What you need to do —
Scan the listing and work out how many lines contain the word "определяется". Nothing but the number should be given.

%%

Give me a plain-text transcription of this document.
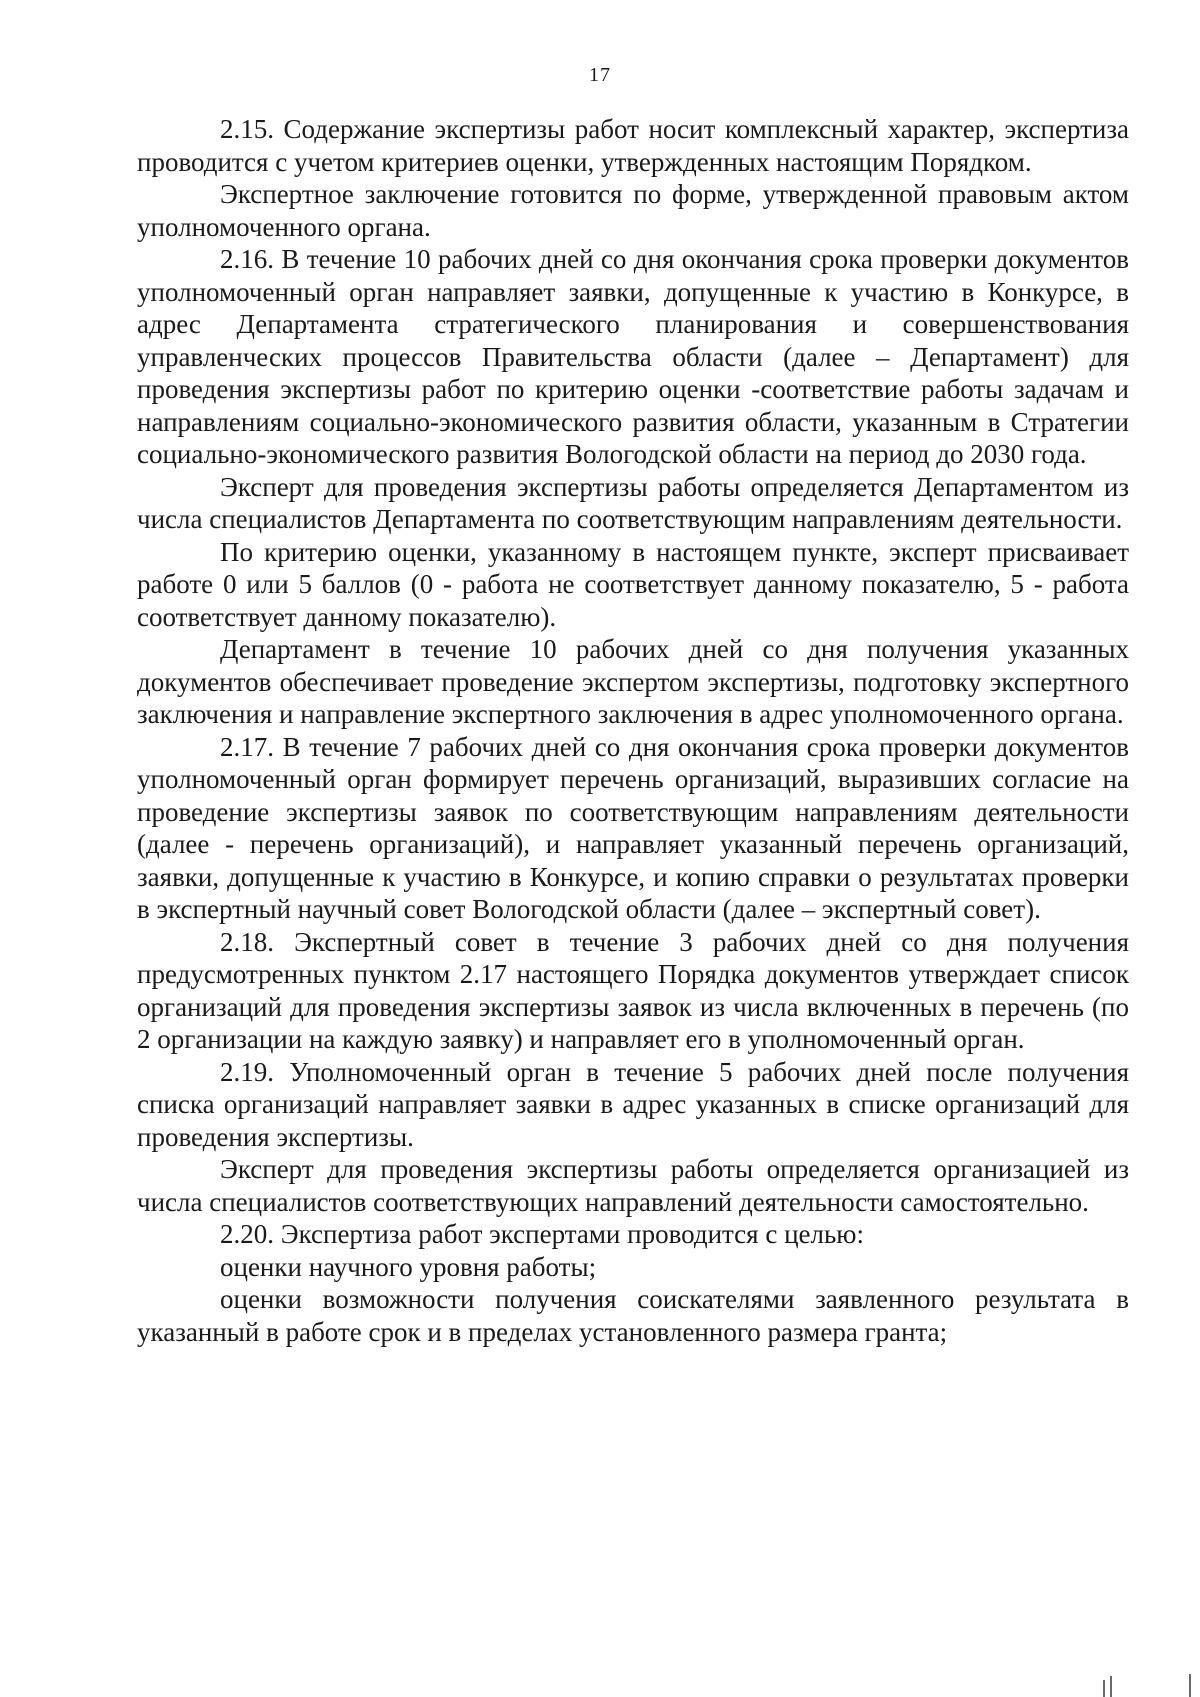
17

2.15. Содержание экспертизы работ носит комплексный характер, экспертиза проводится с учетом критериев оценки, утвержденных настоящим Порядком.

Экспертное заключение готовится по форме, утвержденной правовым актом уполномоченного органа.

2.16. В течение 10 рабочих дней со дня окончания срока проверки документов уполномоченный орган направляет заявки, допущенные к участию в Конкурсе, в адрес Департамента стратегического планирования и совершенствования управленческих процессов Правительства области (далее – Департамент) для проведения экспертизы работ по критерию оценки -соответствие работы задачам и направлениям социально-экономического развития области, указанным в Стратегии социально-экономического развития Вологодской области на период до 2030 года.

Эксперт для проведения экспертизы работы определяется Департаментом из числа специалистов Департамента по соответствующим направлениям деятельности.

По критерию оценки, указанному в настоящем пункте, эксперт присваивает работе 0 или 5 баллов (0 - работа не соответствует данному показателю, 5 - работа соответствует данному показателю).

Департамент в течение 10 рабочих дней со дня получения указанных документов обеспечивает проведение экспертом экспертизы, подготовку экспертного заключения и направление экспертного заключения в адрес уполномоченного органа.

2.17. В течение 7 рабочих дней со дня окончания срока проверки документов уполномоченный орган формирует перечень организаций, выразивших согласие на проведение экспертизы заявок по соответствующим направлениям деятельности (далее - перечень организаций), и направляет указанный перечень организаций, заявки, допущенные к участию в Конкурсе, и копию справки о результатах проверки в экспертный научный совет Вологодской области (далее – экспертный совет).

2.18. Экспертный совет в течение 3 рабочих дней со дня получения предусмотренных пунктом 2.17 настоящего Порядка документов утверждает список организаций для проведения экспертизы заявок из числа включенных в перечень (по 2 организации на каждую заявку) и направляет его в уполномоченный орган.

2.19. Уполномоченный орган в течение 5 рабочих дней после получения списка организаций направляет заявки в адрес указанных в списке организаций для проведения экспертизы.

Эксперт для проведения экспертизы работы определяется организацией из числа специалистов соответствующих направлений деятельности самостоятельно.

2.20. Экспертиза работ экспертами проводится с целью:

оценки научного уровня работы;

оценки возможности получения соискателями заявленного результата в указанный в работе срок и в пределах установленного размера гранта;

%%

Answer —
2